• Work required: In the material below, some lines carry "before". Copy each such line.

• Supplied data:
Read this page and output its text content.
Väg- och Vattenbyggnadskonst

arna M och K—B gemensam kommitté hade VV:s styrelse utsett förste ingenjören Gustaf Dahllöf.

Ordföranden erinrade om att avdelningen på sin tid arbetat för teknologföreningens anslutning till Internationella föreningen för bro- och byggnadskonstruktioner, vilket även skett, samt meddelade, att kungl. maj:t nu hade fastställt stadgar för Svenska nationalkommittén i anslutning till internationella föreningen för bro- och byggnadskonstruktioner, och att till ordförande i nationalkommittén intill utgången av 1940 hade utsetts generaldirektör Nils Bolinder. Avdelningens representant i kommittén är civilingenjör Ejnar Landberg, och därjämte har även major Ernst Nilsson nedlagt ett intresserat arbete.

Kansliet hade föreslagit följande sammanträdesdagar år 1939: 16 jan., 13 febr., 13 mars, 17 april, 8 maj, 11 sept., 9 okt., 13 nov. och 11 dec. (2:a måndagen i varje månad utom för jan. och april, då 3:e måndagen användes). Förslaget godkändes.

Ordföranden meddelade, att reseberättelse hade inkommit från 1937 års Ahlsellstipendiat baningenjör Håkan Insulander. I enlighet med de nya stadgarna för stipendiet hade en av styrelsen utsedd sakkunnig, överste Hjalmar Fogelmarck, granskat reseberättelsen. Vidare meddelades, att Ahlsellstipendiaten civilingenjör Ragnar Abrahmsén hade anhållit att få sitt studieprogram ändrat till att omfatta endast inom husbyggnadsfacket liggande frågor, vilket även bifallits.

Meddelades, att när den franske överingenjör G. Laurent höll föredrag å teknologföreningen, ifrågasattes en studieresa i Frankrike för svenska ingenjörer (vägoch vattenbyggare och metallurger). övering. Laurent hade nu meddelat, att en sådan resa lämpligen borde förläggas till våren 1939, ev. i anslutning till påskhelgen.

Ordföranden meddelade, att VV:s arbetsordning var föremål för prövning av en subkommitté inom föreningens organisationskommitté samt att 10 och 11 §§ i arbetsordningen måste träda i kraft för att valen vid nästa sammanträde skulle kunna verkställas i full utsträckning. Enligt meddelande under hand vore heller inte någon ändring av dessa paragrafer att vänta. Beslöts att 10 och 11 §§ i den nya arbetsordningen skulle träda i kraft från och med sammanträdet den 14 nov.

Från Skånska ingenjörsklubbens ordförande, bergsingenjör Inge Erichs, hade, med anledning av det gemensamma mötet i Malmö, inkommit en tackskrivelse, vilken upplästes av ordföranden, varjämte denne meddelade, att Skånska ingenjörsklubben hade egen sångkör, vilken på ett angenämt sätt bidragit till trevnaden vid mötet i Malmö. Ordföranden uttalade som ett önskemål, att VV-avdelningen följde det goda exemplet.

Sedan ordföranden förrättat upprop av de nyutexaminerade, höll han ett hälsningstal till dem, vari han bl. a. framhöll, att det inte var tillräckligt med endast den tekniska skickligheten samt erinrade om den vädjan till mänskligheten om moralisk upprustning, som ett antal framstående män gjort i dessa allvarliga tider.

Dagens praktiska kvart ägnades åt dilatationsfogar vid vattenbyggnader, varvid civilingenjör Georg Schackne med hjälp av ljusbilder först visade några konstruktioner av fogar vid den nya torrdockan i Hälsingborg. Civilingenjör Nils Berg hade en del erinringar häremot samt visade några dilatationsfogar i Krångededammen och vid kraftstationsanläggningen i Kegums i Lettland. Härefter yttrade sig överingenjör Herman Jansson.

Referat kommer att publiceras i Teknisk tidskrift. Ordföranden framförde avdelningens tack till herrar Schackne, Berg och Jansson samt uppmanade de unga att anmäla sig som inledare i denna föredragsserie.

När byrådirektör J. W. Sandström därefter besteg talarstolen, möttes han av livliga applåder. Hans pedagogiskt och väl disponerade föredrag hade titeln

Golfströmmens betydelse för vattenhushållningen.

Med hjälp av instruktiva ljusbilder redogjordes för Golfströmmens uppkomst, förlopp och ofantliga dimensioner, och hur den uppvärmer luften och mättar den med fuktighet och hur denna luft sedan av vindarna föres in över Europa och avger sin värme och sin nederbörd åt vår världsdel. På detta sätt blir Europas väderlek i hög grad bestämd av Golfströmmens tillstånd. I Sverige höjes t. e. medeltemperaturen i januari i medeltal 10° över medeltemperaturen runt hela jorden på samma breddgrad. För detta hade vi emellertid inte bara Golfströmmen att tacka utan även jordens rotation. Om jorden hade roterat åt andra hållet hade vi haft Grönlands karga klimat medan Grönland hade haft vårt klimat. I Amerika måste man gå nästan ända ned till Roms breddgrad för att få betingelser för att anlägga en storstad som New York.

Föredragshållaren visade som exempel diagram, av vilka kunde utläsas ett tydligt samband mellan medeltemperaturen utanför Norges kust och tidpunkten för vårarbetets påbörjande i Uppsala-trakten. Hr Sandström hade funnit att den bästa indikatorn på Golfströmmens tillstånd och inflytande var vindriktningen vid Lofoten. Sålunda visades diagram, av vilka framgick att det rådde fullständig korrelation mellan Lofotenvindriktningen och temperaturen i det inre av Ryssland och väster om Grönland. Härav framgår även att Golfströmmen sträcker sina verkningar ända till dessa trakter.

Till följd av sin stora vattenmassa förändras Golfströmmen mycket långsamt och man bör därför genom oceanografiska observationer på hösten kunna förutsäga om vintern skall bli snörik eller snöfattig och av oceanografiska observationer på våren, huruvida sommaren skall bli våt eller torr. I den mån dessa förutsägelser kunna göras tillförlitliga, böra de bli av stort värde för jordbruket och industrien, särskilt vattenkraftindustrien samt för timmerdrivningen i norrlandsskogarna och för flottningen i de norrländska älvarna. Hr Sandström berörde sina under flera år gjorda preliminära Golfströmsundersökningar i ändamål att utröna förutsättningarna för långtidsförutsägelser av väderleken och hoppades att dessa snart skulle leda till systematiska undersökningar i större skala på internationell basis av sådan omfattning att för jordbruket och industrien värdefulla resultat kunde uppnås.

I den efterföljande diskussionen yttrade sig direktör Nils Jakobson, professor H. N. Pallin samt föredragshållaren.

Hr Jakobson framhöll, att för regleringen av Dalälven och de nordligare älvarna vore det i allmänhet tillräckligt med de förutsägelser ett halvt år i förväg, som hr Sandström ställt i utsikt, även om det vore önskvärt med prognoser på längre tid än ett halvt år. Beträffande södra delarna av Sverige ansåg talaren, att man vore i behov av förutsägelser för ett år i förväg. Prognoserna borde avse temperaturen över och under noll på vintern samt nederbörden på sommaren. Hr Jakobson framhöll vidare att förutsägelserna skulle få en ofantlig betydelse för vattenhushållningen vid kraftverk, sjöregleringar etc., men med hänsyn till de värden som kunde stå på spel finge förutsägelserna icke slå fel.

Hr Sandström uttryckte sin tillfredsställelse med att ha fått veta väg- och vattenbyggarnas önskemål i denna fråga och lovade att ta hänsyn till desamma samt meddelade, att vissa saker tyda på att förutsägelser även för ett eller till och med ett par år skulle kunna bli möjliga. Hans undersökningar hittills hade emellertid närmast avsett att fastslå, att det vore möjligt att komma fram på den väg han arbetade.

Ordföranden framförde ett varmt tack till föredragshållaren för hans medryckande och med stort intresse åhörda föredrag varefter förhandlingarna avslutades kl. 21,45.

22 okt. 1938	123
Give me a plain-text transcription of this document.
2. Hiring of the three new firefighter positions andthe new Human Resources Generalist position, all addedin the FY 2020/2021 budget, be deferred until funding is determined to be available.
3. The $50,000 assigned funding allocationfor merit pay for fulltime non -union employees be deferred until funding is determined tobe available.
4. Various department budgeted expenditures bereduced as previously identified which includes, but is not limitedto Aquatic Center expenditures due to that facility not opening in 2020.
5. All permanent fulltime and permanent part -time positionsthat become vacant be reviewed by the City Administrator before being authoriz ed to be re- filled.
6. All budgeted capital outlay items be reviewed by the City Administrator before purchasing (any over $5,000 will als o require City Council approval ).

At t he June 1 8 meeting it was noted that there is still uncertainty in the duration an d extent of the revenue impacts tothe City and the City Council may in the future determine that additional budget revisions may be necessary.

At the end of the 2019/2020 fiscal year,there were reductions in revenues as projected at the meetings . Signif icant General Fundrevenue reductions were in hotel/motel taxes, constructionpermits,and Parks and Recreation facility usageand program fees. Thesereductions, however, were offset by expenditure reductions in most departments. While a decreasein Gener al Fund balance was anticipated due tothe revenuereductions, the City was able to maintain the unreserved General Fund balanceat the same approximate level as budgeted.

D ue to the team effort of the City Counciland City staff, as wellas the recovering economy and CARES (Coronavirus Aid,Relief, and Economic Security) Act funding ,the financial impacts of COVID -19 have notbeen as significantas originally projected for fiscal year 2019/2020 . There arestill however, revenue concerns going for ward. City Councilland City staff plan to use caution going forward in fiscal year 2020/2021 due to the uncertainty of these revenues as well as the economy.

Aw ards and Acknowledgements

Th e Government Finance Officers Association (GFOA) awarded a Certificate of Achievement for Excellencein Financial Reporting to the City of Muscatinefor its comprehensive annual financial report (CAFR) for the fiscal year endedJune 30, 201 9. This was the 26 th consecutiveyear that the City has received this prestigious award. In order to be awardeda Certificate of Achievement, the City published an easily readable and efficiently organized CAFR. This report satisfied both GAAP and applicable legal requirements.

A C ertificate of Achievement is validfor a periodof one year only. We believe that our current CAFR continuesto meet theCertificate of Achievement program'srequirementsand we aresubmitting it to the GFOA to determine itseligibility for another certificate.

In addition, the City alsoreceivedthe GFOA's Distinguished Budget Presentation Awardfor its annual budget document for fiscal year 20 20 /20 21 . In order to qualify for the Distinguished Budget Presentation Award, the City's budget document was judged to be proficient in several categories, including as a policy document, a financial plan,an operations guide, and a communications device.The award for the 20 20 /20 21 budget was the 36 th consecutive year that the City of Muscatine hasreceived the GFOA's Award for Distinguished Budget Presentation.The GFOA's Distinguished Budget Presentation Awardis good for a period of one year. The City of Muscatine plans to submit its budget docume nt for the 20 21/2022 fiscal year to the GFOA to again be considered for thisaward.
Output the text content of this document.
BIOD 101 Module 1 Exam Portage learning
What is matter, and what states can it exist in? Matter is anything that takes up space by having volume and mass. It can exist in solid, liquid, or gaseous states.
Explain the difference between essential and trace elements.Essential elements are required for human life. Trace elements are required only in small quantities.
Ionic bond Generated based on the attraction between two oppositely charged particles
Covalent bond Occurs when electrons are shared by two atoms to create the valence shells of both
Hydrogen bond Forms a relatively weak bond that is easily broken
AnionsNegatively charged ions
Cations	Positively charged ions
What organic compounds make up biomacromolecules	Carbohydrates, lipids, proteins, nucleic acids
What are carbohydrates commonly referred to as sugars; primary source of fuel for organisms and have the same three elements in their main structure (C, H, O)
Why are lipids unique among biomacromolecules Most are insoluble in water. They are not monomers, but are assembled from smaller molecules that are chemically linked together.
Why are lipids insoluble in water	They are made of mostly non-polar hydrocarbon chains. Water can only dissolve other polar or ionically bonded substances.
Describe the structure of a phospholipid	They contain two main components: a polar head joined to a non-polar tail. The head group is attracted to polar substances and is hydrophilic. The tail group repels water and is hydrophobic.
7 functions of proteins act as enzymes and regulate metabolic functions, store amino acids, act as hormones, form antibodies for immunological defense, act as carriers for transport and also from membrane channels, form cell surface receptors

• Answer to the problem:
5. All permanent fulltime and permanent part -time positionsthat become vacant be reviewed by the City Administrator before being authoriz ed to be re- filled.
6. All budgeted capital outlay items be reviewed by the City Administrator before purchasing (any over $5,000 will als o require City Council approval ).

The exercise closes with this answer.